- WHAT THE TASK ASKS -
Count every line that has the word "Integration" in it; give no more than the number.

<<<<

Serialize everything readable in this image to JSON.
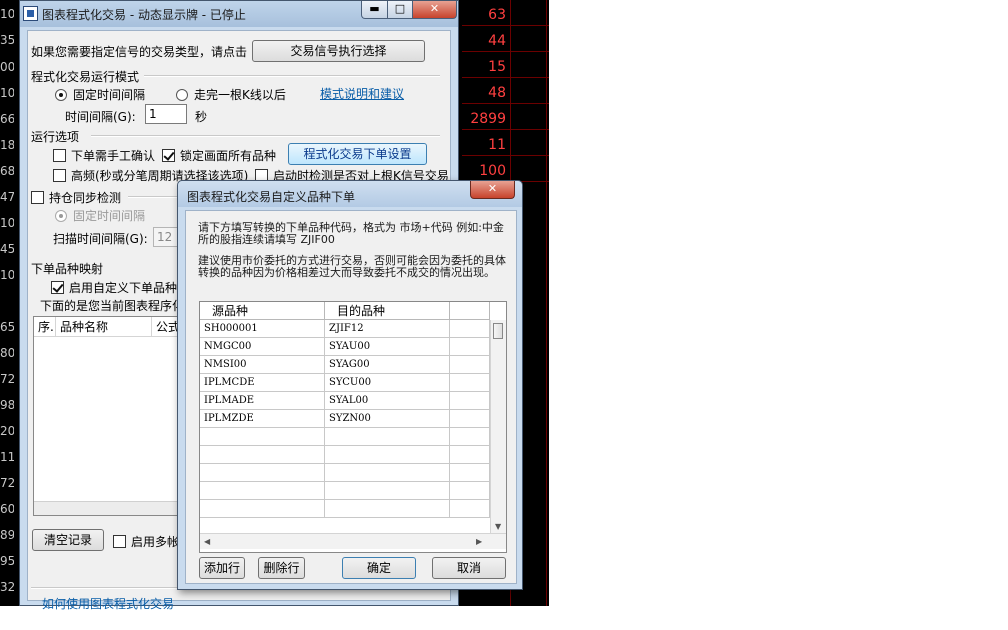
{
  "background_quotes": {
    "row_prefixes": [
      "10",
      "35",
      "00",
      "10",
      "66",
      "18",
      "68",
      "47",
      "10",
      "45",
      "10",
      "65",
      "80",
      "72",
      "98",
      "20",
      "11",
      "72",
      "60",
      "89",
      "95",
      "32"
    ],
    "values": [
      "63",
      "44",
      "15",
      "48",
      "2899",
      "11",
      "100"
    ]
  },
  "main_window": {
    "title": "图表程式化交易 - 动态显示牌 - 已停止",
    "signal_prompt": "如果您需要指定信号的交易类型，请点击",
    "signal_button": "交易信号执行选择",
    "mode_group": "程式化交易运行模式",
    "mode_fixed": "固定时间间隔",
    "mode_after_k": "走完一根K线以后",
    "mode_help_link": "模式说明和建议",
    "interval_label": "时间间隔(G):",
    "interval_value": "1",
    "interval_unit": "秒",
    "run_group": "运行选项",
    "manual_confirm": "下单需手工确认",
    "lock_all": "锁定画面所有品种",
    "order_settings_button": "程式化交易下单设置",
    "high_freq": "高频(秒或分笔周期请选择该选项)",
    "check_on_start": "启动时检测是否对上根K信号交易",
    "sync_check": "持仓同步检测",
    "sync_fixed": "固定时间间隔",
    "scan_interval_label": "扫描时间间隔(G):",
    "scan_interval_value": "12",
    "map_group": "下单品种映射",
    "enable_custom": "启用自定义下单品种",
    "map_desc": "下面的是您当前图表程序化",
    "col_seq": "序.",
    "col_name": "品种名称",
    "col_formula": "公式",
    "clear_button": "清空记录",
    "multi_account": "启用多帐",
    "howto_link": "如何使用图表程式化交易"
  },
  "dialog": {
    "title": "图表程式化交易自定义品种下单",
    "note1": "请下方填写转换的下单品种代码，格式为 市场+代码 例如:中金所的股指连续请填写 ZJIF00",
    "note2": "建议使用市价委托的方式进行交易，否则可能会因为委托的具体转换的品种因为价格相差过大而导致委托不成交的情况出现。",
    "col_source": "源品种",
    "col_target": "目的品种",
    "rows": [
      {
        "source": "SH000001",
        "target": "ZJIF12"
      },
      {
        "source": "NMGC00",
        "target": "SYAU00"
      },
      {
        "source": "NMSI00",
        "target": "SYAG00"
      },
      {
        "source": "IPLMCDE",
        "target": "SYCU00"
      },
      {
        "source": "IPLMADE",
        "target": "SYAL00"
      },
      {
        "source": "IPLMZDE",
        "target": "SYZN00"
      }
    ],
    "add_row": "添加行",
    "delete_row": "删除行",
    "ok": "确定",
    "cancel": "取消"
  }
}
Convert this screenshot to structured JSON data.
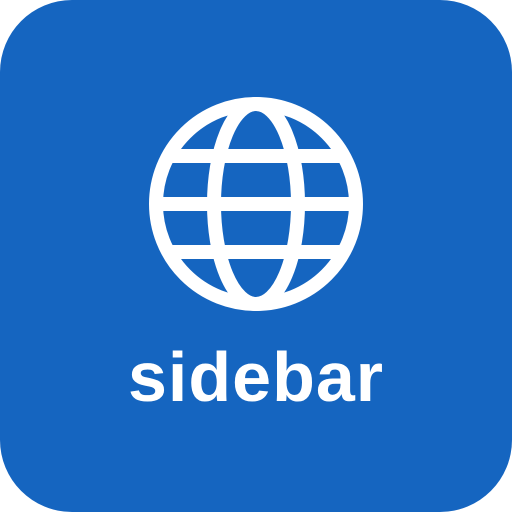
{
  "icon": {
    "label": "sidebar",
    "symbol": "globe-icon",
    "background_color": "#1565C0",
    "foreground_color": "#FFFFFF"
  }
}
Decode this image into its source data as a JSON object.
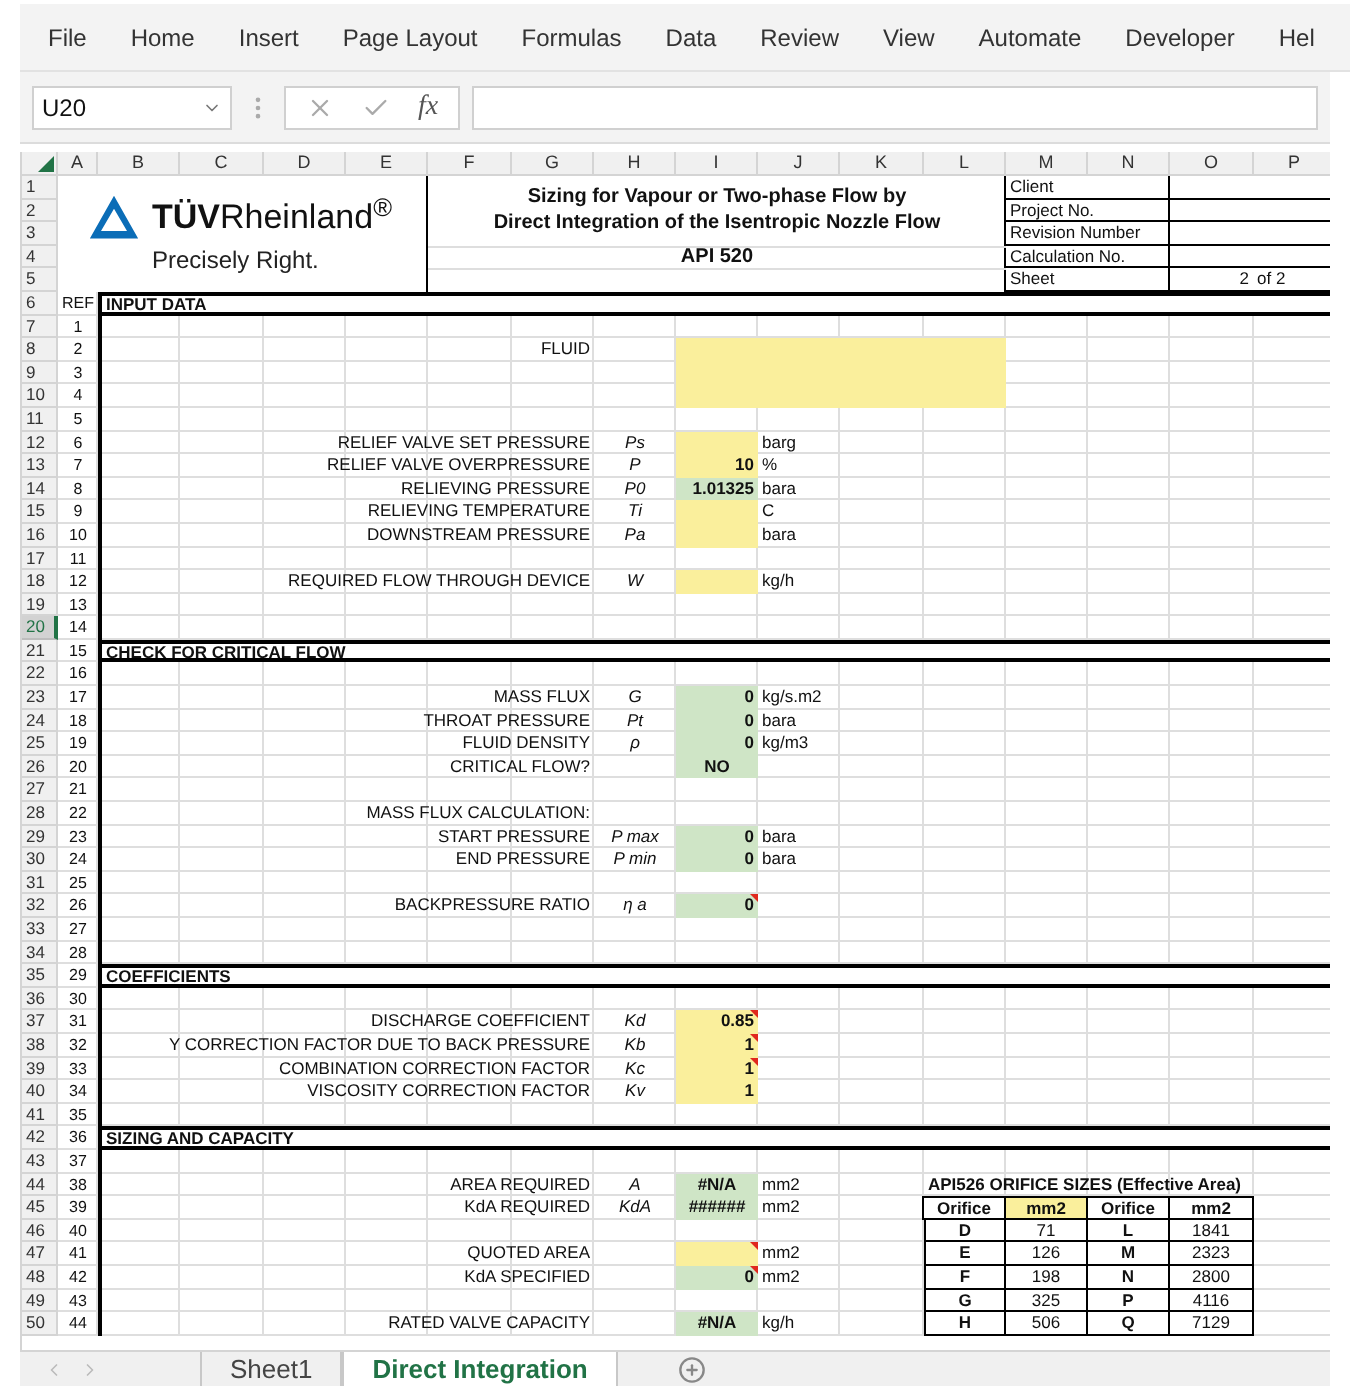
{
  "menu": [
    {
      "label": "File"
    },
    {
      "label": "Home"
    },
    {
      "label": "Insert"
    },
    {
      "label": "Page Layout"
    },
    {
      "label": "Formulas"
    },
    {
      "label": "Data"
    },
    {
      "label": "Review"
    },
    {
      "label": "View"
    },
    {
      "label": "Automate"
    },
    {
      "label": "Developer"
    },
    {
      "label": "Hel"
    }
  ],
  "formula_bar": {
    "name_box": "U20",
    "function_label": "fx"
  },
  "columns": [
    {
      "label": "A"
    },
    {
      "label": "B"
    },
    {
      "label": "C"
    },
    {
      "label": "D"
    },
    {
      "label": "E"
    },
    {
      "label": "F"
    },
    {
      "label": "G"
    },
    {
      "label": "H"
    },
    {
      "label": "I"
    },
    {
      "label": "J"
    },
    {
      "label": "K"
    },
    {
      "label": "L"
    },
    {
      "label": "M"
    },
    {
      "label": "N"
    },
    {
      "label": "O"
    },
    {
      "label": "P"
    }
  ],
  "header": {
    "brand": "**TÜV**Rheinland$^{®}$",
    "tagline": "Precisely Right.",
    "title_lines": [
      "Sizing for Vapour or Two-phase Flow by",
      "Direct Integration of the Isentropic Nozzle Flow"
    ],
    "standard": "API 520",
    "info": [
      {
        "label": "Client"
      },
      {
        "label": "Project No."
      },
      {
        "label": "Revision Number"
      },
      {
        "label": "Calculation No."
      },
      {
        "label": "Sheet",
        "value": "2",
        "value_2": "of 2"
      }
    ]
  },
  "rows": [
    {
      "row_number": "1",
      "selected": false
    },
    {
      "row_number": "2",
      "selected": false
    },
    {
      "row_number": "3",
      "selected": false
    },
    {
      "row_number": "4",
      "selected": false
    },
    {
      "row_number": "5",
      "selected": false
    },
    {
      "row_number": "6",
      "selected": false,
      "ref": "REF",
      "section": "INPUT DATA"
    },
    {
      "row_number": "7",
      "selected": false,
      "ref": "1"
    },
    {
      "row_number": "8",
      "selected": false,
      "ref": "2",
      "label": "FLUID",
      "kind": "input_block",
      "comment": false
    },
    {
      "row_number": "9",
      "selected": false,
      "ref": "3"
    },
    {
      "row_number": "10",
      "selected": false,
      "ref": "4"
    },
    {
      "row_number": "11",
      "selected": false,
      "ref": "5"
    },
    {
      "row_number": "12",
      "selected": false,
      "ref": "6",
      "label": "RELIEF VALVE SET PRESSURE",
      "symbol": "Ps",
      "kind": "input",
      "unit": "barg",
      "comment": false
    },
    {
      "row_number": "13",
      "selected": false,
      "ref": "7",
      "label": "RELIEF VALVE OVERPRESSURE",
      "symbol": "P",
      "kind": "input",
      "value": "10",
      "unit": "%",
      "comment": false
    },
    {
      "row_number": "14",
      "selected": false,
      "ref": "8",
      "label": "RELIEVING PRESSURE",
      "symbol": "P0",
      "kind": "calculated",
      "value": "1.01325",
      "unit": "bara",
      "comment": false
    },
    {
      "row_number": "15",
      "selected": false,
      "ref": "9",
      "label": "RELIEVING TEMPERATURE",
      "symbol": "Ti",
      "kind": "input",
      "unit": "C",
      "comment": false
    },
    {
      "row_number": "16",
      "selected": false,
      "ref": "10",
      "label": "DOWNSTREAM PRESSURE",
      "symbol": "Pa",
      "kind": "input",
      "unit": "bara",
      "comment": false
    },
    {
      "row_number": "17",
      "selected": false,
      "ref": "11"
    },
    {
      "row_number": "18",
      "selected": false,
      "ref": "12",
      "label": "REQUIRED FLOW THROUGH DEVICE",
      "symbol": "W",
      "kind": "input",
      "unit": "kg/h",
      "comment": false
    },
    {
      "row_number": "19",
      "selected": false,
      "ref": "13"
    },
    {
      "row_number": "20",
      "selected": true,
      "ref": "14"
    },
    {
      "row_number": "21",
      "selected": false,
      "ref": "15",
      "section": "CHECK FOR CRITICAL FLOW"
    },
    {
      "row_number": "22",
      "selected": false,
      "ref": "16"
    },
    {
      "row_number": "23",
      "selected": false,
      "ref": "17",
      "label": "MASS FLUX",
      "symbol": "G",
      "kind": "calculated",
      "value": "0",
      "unit": "kg/s.m2",
      "comment": false
    },
    {
      "row_number": "24",
      "selected": false,
      "ref": "18",
      "label": "THROAT PRESSURE",
      "symbol": "Pt",
      "kind": "calculated",
      "value": "0",
      "unit": "bara",
      "comment": false
    },
    {
      "row_number": "25",
      "selected": false,
      "ref": "19",
      "label": "FLUID DENSITY",
      "symbol": "ρ",
      "kind": "calculated",
      "value": "0",
      "unit": "kg/m3",
      "comment": false
    },
    {
      "row_number": "26",
      "selected": false,
      "ref": "20",
      "label": "CRITICAL FLOW?",
      "kind": "calculated_text",
      "value": "NO",
      "comment": false
    },
    {
      "row_number": "27",
      "selected": false,
      "ref": "21"
    },
    {
      "row_number": "28",
      "selected": false,
      "ref": "22",
      "label": "MASS FLUX CALCULATION:"
    },
    {
      "row_number": "29",
      "selected": false,
      "ref": "23",
      "label": "START PRESSURE",
      "symbol": "P max",
      "kind": "calculated",
      "value": "0",
      "unit": "bara",
      "comment": false
    },
    {
      "row_number": "30",
      "selected": false,
      "ref": "24",
      "label": "END PRESSURE",
      "symbol": "P min",
      "kind": "calculated",
      "value": "0",
      "unit": "bara",
      "comment": false
    },
    {
      "row_number": "31",
      "selected": false,
      "ref": "25"
    },
    {
      "row_number": "32",
      "selected": false,
      "ref": "26",
      "label": "BACKPRESSURE RATIO",
      "symbol": "η a",
      "kind": "calculated",
      "value": "0",
      "comment": true
    },
    {
      "row_number": "33",
      "selected": false,
      "ref": "27"
    },
    {
      "row_number": "34",
      "selected": false,
      "ref": "28"
    },
    {
      "row_number": "35",
      "selected": false,
      "ref": "29",
      "section": "COEFFICIENTS"
    },
    {
      "row_number": "36",
      "selected": false,
      "ref": "30"
    },
    {
      "row_number": "37",
      "selected": false,
      "ref": "31",
      "label": "DISCHARGE COEFFICIENT",
      "symbol": "Kd",
      "kind": "input",
      "value": "0.85",
      "comment": true
    },
    {
      "row_number": "38",
      "selected": false,
      "ref": "32",
      "label": "Y CORRECTION FACTOR DUE TO BACK PRESSURE",
      "symbol": "Kb",
      "kind": "input",
      "value": "1",
      "comment": true
    },
    {
      "row_number": "39",
      "selected": false,
      "ref": "33",
      "label": "COMBINATION CORRECTION FACTOR",
      "symbol": "Kc",
      "kind": "input",
      "value": "1",
      "comment": true
    },
    {
      "row_number": "40",
      "selected": false,
      "ref": "34",
      "label": "VISCOSITY CORRECTION FACTOR",
      "symbol": "Kv",
      "kind": "input",
      "value": "1",
      "comment": false
    },
    {
      "row_number": "41",
      "selected": false,
      "ref": "35"
    },
    {
      "row_number": "42",
      "selected": false,
      "ref": "36",
      "section": "SIZING AND CAPACITY"
    },
    {
      "row_number": "43",
      "selected": false,
      "ref": "37"
    },
    {
      "row_number": "44",
      "selected": false,
      "ref": "38",
      "label": "AREA REQUIRED",
      "symbol": "A",
      "kind": "calculated_text",
      "value": "#N/A",
      "unit": "mm2",
      "comment": false
    },
    {
      "row_number": "45",
      "selected": false,
      "ref": "39",
      "label": "KdA REQUIRED",
      "symbol": "KdA",
      "kind": "calculated_text",
      "value": "######",
      "unit": "mm2",
      "comment": false
    },
    {
      "row_number": "46",
      "selected": false,
      "ref": "40"
    },
    {
      "row_number": "47",
      "selected": false,
      "ref": "41",
      "label": "QUOTED AREA",
      "kind": "input",
      "unit": "mm2",
      "comment": true
    },
    {
      "row_number": "48",
      "selected": false,
      "ref": "42",
      "label": "KdA SPECIFIED",
      "kind": "calculated",
      "value": "0",
      "unit": "mm2",
      "comment": true
    },
    {
      "row_number": "49",
      "selected": false,
      "ref": "43"
    },
    {
      "row_number": "50",
      "selected": false,
      "ref": "44",
      "label": "RATED VALVE CAPACITY",
      "kind": "calculated_text",
      "value": "#N/A",
      "unit": "kg/h",
      "comment": false
    }
  ],
  "orifice_table": {
    "title": "API526 ORIFICE SIZES  (Effective Area)",
    "headers": [
      {
        "label": "Orifice",
        "highlighted": false
      },
      {
        "label": "mm2",
        "highlighted": true
      },
      {
        "label": "Orifice",
        "highlighted": false
      },
      {
        "label": "mm2",
        "highlighted": false
      }
    ],
    "rows": [
      [
        "D",
        "71",
        "L",
        "1841"
      ],
      [
        "E",
        "126",
        "M",
        "2323"
      ],
      [
        "F",
        "198",
        "N",
        "2800"
      ],
      [
        "G",
        "325",
        "P",
        "4116"
      ],
      [
        "H",
        "506",
        "Q",
        "7129"
      ]
    ]
  },
  "sheet_tabs": [
    {
      "label": "Sheet1",
      "selected": false
    },
    {
      "label": "Direct Integration",
      "selected": true
    }
  ]
}
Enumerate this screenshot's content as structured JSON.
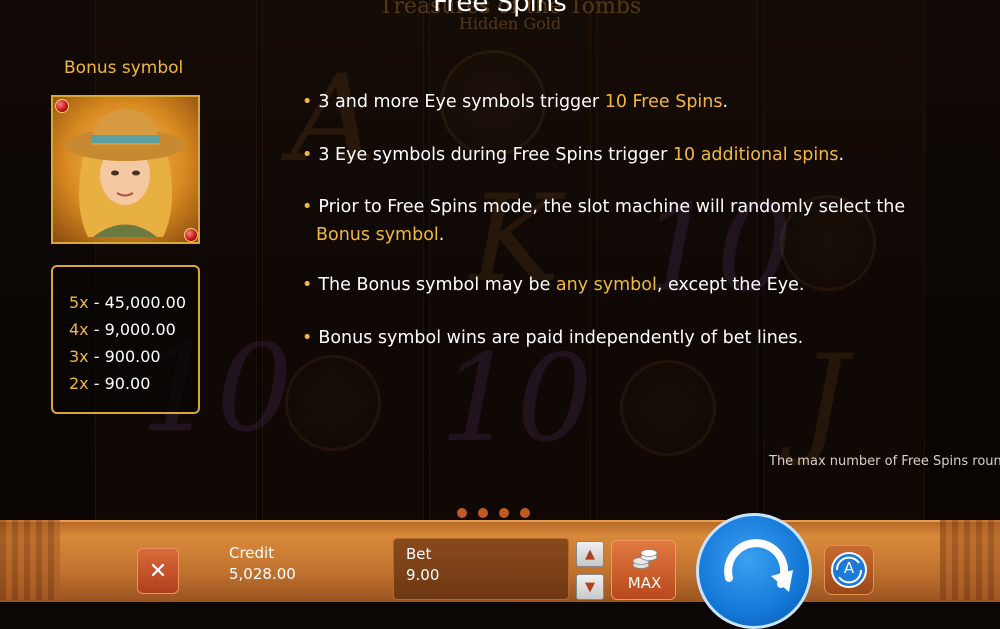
{
  "header": {
    "title": "Free Spins",
    "logo_line1": "Treasures of the Tombs",
    "logo_line2": "Hidden Gold"
  },
  "bonus_panel": {
    "label": "Bonus symbol",
    "paytable": [
      {
        "mult": "5x",
        "value": "45,000.00"
      },
      {
        "mult": "4x",
        "value": "9,000.00"
      },
      {
        "mult": "3x",
        "value": "900.00"
      },
      {
        "mult": "2x",
        "value": "90.00"
      }
    ]
  },
  "rules": [
    {
      "pre": "3 and more Eye symbols trigger ",
      "hl": "10 Free Spins",
      "post": "."
    },
    {
      "pre": "3 Eye symbols during Free Spins trigger ",
      "hl": "10 additional spins",
      "post": "."
    },
    {
      "pre": "Prior to Free Spins mode, the slot machine will randomly select the",
      "hl": "Bonus symbol",
      "post": "."
    },
    {
      "pre": "The Bonus symbol may be ",
      "hl": "any symbol",
      "post": ", except the Eye."
    },
    {
      "pre": "Bonus symbol wins are paid independently of bet lines.",
      "hl": "",
      "post": ""
    }
  ],
  "footnote": "The max number of Free Spins roun",
  "pagination": {
    "pages": 4
  },
  "controls": {
    "credit_label": "Credit",
    "credit_value": "5,028.00",
    "bet_label": "Bet",
    "bet_value": "9.00",
    "max_label": "MAX",
    "auto_label": "A",
    "close_symbol": "✕",
    "up_symbol": "▲",
    "down_symbol": "▼"
  },
  "colors": {
    "accent": "#f0b840",
    "spin": "#1478d8",
    "bar": "#c27430"
  }
}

>>>>

- EXPECTED ANSWER -
2